==== AVAILABLE DATA ====

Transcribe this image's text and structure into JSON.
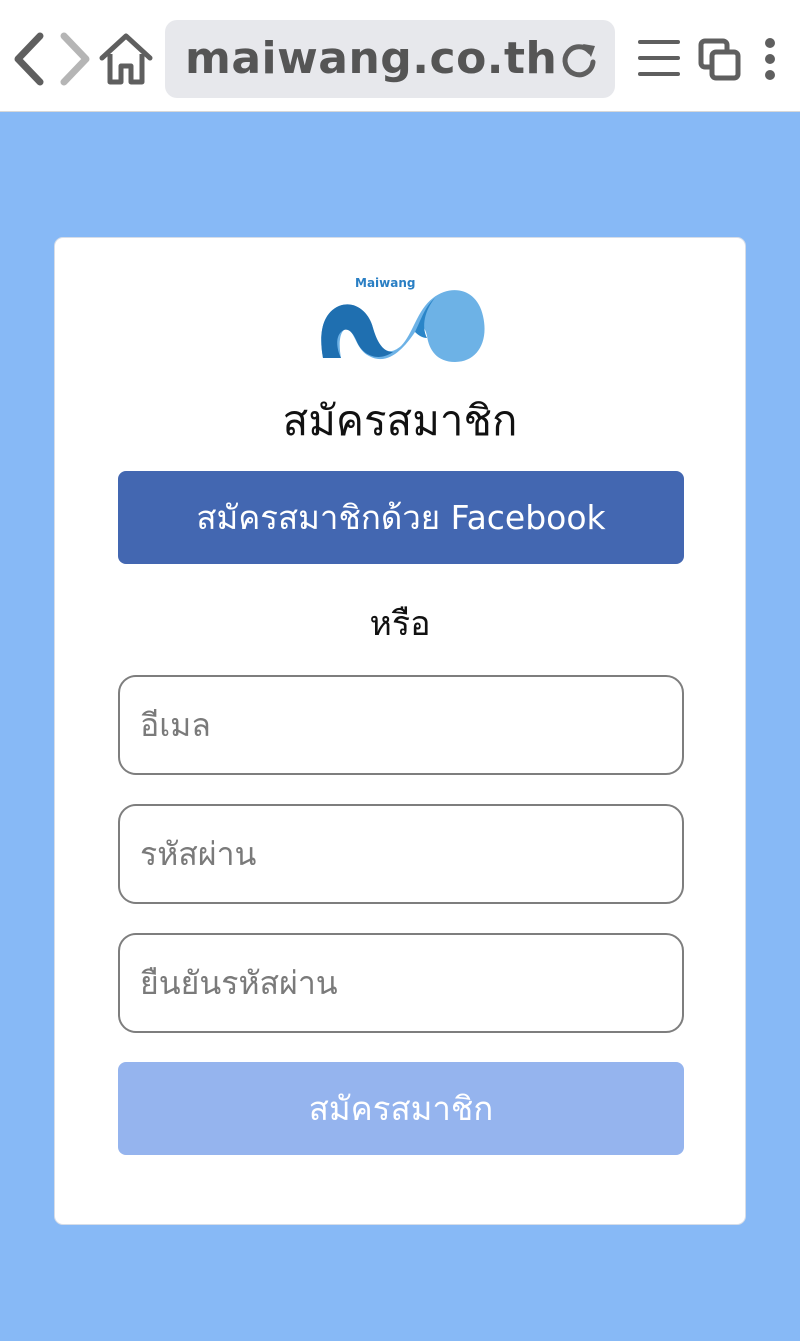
{
  "browser": {
    "url": "maiwang.co.th",
    "icons": [
      "back-icon",
      "forward-icon",
      "home-icon",
      "reload-icon",
      "menu-icon",
      "tabs-icon",
      "more-icon"
    ]
  },
  "colors": {
    "page_bg": "#87b9f6",
    "facebook_button": "#4367b1",
    "submit_button_disabled": "#95b4ee"
  },
  "card": {
    "logo_text": "Maiwang",
    "title": "สมัครสมาชิก",
    "facebook_button": "สมัครสมาชิกด้วย Facebook",
    "divider_text": "หรือ",
    "fields": {
      "email": {
        "placeholder": "อีเมล",
        "value": ""
      },
      "password": {
        "placeholder": "รหัสผ่าน",
        "value": ""
      },
      "confirm_password": {
        "placeholder": "ยืนยันรหัสผ่าน",
        "value": ""
      }
    },
    "submit_button": "สมัครสมาชิก"
  }
}
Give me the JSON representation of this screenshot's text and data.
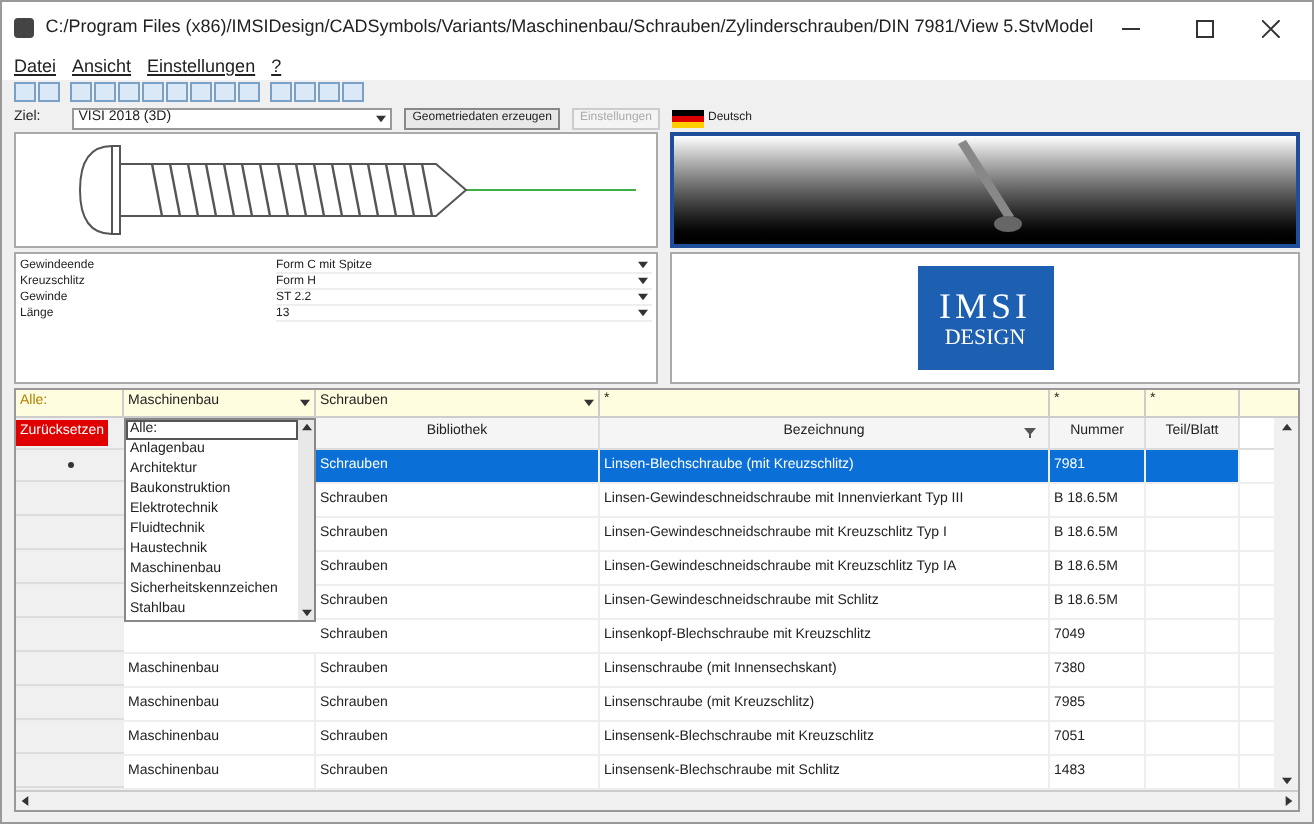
{
  "window": {
    "title": "C:/Program Files (x86)/IMSIDesign/CADSymbols/Variants/Maschinenbau/Schrauben/Zylinderschrauben/DIN 7981/View 5.StvModel"
  },
  "menu": [
    "Datei",
    "Ansicht",
    "Einstellungen",
    "?"
  ],
  "target": {
    "label": "Ziel:",
    "value": "VISI 2018 (3D)",
    "language": "Deutsch",
    "buttons": [
      {
        "label": "Geometriedaten erzeugen",
        "disabled": false
      },
      {
        "label": "Einstellungen",
        "disabled": true
      }
    ]
  },
  "properties": [
    {
      "name": "Gewindeende",
      "value": "Form C mit Spitze"
    },
    {
      "name": "Kreuzschlitz",
      "value": "Form H"
    },
    {
      "name": "Gewinde",
      "value": "ST 2.2"
    },
    {
      "name": "Länge",
      "value": "13"
    }
  ],
  "logo": {
    "line_1": "IMSI",
    "line_2": "DESIGN"
  },
  "filters": {
    "label": "Alle:",
    "catalog": "Maschinenbau",
    "library": "Schrauben",
    "description": "*",
    "number": "*",
    "sheet": "*"
  },
  "reset_button": "Zurücksetzen",
  "catalog_dropdown": [
    {
      "label": "Alle:",
      "selected": true
    },
    {
      "label": "Anlagenbau",
      "selected": false
    },
    {
      "label": "Architektur",
      "selected": false
    },
    {
      "label": "Baukonstruktion",
      "selected": false
    },
    {
      "label": "Elektrotechnik",
      "selected": false
    },
    {
      "label": "Fluidtechnik",
      "selected": false
    },
    {
      "label": "Haustechnik",
      "selected": false
    },
    {
      "label": "Maschinenbau",
      "selected": false
    },
    {
      "label": "Sicherheitskennzeichen",
      "selected": false
    },
    {
      "label": "Stahlbau",
      "selected": false
    }
  ],
  "table": {
    "columns": [
      "Bibliothek",
      "Bezeichnung",
      "Nummer",
      "Teil/Blatt"
    ],
    "rows": [
      {
        "library": "Schrauben",
        "name": "Linsen-Blechschraube (mit Kreuzschlitz)",
        "number": "7981",
        "selected": true
      },
      {
        "library": "Schrauben",
        "name": "Linsen-Gewindeschneidschraube mit Innenvierkant Typ III",
        "number": "B 18.6.5M",
        "selected": false
      },
      {
        "library": "Schrauben",
        "name": "Linsen-Gewindeschneidschraube mit Kreuzschlitz Typ I",
        "number": "B 18.6.5M",
        "selected": false
      },
      {
        "library": "Schrauben",
        "name": "Linsen-Gewindeschneidschraube mit Kreuzschlitz Typ IA",
        "number": "B 18.6.5M",
        "selected": false
      },
      {
        "library": "Schrauben",
        "name": "Linsen-Gewindeschneidschraube mit Schlitz",
        "number": "B 18.6.5M",
        "selected": false
      },
      {
        "library": "Schrauben",
        "name": "Linsenkopf-Blechschraube mit Kreuzschlitz",
        "number": "7049",
        "selected": false
      },
      {
        "catalog": "Maschinenbau",
        "library": "Schrauben",
        "name": "Linsenschraube (mit Innensechskant)",
        "number": "7380",
        "selected": false
      },
      {
        "catalog": "Maschinenbau",
        "library": "Schrauben",
        "name": "Linsenschraube (mit Kreuzschlitz)",
        "number": "7985",
        "selected": false
      },
      {
        "catalog": "Maschinenbau",
        "library": "Schrauben",
        "name": "Linsensenk-Blechschraube mit Kreuzschlitz",
        "number": "7051",
        "selected": false
      },
      {
        "catalog": "Maschinenbau",
        "library": "Schrauben",
        "name": "Linsensenk-Blechschraube mit Schlitz",
        "number": "1483",
        "selected": false
      }
    ]
  }
}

====

STATED PROBLEM: Each line in the records above should be reproduced exactly; images are not copied.

THE RESULT:
Transcribe this image's text and structure into JSON.
{
  "browser": {
    "url": "maiwang.co.th",
    "icons": [
      "back-icon",
      "forward-icon",
      "home-icon",
      "reload-icon",
      "menu-icon",
      "tabs-icon",
      "more-icon"
    ]
  },
  "colors": {
    "page_bg": "#87b9f6",
    "facebook_button": "#4367b1",
    "submit_button_disabled": "#95b4ee"
  },
  "card": {
    "logo_text": "Maiwang",
    "title": "สมัครสมาชิก",
    "facebook_button": "สมัครสมาชิกด้วย Facebook",
    "divider_text": "หรือ",
    "fields": {
      "email": {
        "placeholder": "อีเมล",
        "value": ""
      },
      "password": {
        "placeholder": "รหัสผ่าน",
        "value": ""
      },
      "confirm_password": {
        "placeholder": "ยืนยันรหัสผ่าน",
        "value": ""
      }
    },
    "submit_button": "สมัครสมาชิก"
  }
}
Give me the JSON representation of this screenshot's text and data.
{
  "window": {
    "title": "C:/Program Files (x86)/IMSIDesign/CADSymbols/Variants/Maschinenbau/Schrauben/Zylinderschrauben/DIN 7981/View 5.StvModel"
  },
  "menu": [
    "Datei",
    "Ansicht",
    "Einstellungen",
    "?"
  ],
  "target": {
    "label": "Ziel:",
    "value": "VISI 2018 (3D)",
    "language": "Deutsch",
    "buttons": [
      {
        "label": "Geometriedaten erzeugen",
        "disabled": false
      },
      {
        "label": "Einstellungen",
        "disabled": true
      }
    ]
  },
  "properties": [
    {
      "name": "Gewindeende",
      "value": "Form C mit Spitze"
    },
    {
      "name": "Kreuzschlitz",
      "value": "Form H"
    },
    {
      "name": "Gewinde",
      "value": "ST 2.2"
    },
    {
      "name": "Länge",
      "value": "13"
    }
  ],
  "logo": {
    "line_1": "IMSI",
    "line_2": "DESIGN"
  },
  "filters": {
    "label": "Alle:",
    "catalog": "Maschinenbau",
    "library": "Schrauben",
    "description": "*",
    "number": "*",
    "sheet": "*"
  },
  "reset_button": "Zurücksetzen",
  "catalog_dropdown": [
    {
      "label": "Alle:",
      "selected": true
    },
    {
      "label": "Anlagenbau",
      "selected": false
    },
    {
      "label": "Architektur",
      "selected": false
    },
    {
      "label": "Baukonstruktion",
      "selected": false
    },
    {
      "label": "Elektrotechnik",
      "selected": false
    },
    {
      "label": "Fluidtechnik",
      "selected": false
    },
    {
      "label": "Haustechnik",
      "selected": false
    },
    {
      "label": "Maschinenbau",
      "selected": false
    },
    {
      "label": "Sicherheitskennzeichen",
      "selected": false
    },
    {
      "label": "Stahlbau",
      "selected": false
    }
  ],
  "table": {
    "columns": [
      "Bibliothek",
      "Bezeichnung",
      "Nummer",
      "Teil/Blatt"
    ],
    "rows": [
      {
        "library": "Schrauben",
        "name": "Linsen-Blechschraube (mit Kreuzschlitz)",
        "number": "7981",
        "selected": true
      },
      {
        "library": "Schrauben",
        "name": "Linsen-Gewindeschneidschraube mit Innenvierkant Typ III",
        "number": "B 18.6.5M",
        "selected": false
      },
      {
        "library": "Schrauben",
        "name": "Linsen-Gewindeschneidschraube mit Kreuzschlitz Typ I",
        "number": "B 18.6.5M",
        "selected": false
      },
      {
        "library": "Schrauben",
        "name": "Linsen-Gewindeschneidschraube mit Kreuzschlitz Typ IA",
        "number": "B 18.6.5M",
        "selected": false
      },
      {
        "library": "Schrauben",
        "name": "Linsen-Gewindeschneidschraube mit Schlitz",
        "number": "B 18.6.5M",
        "selected": false
      },
      {
        "library": "Schrauben",
        "name": "Linsenkopf-Blechschraube mit Kreuzschlitz",
        "number": "7049",
        "selected": false
      },
      {
        "catalog": "Maschinenbau",
        "library": "Schrauben",
        "name": "Linsenschraube (mit Innensechskant)",
        "number": "7380",
        "selected": false
      },
      {
        "catalog": "Maschinenbau",
        "library": "Schrauben",
        "name": "Linsenschraube (mit Kreuzschlitz)",
        "number": "7985",
        "selected": false
      },
      {
        "catalog": "Maschinenbau",
        "library": "Schrauben",
        "name": "Linsensenk-Blechschraube mit Kreuzschlitz",
        "number": "7051",
        "selected": false
      },
      {
        "catalog": "Maschinenbau",
        "library": "Schrauben",
        "name": "Linsensenk-Blechschraube mit Schlitz",
        "number": "1483",
        "selected": false
      }
    ]
  }
}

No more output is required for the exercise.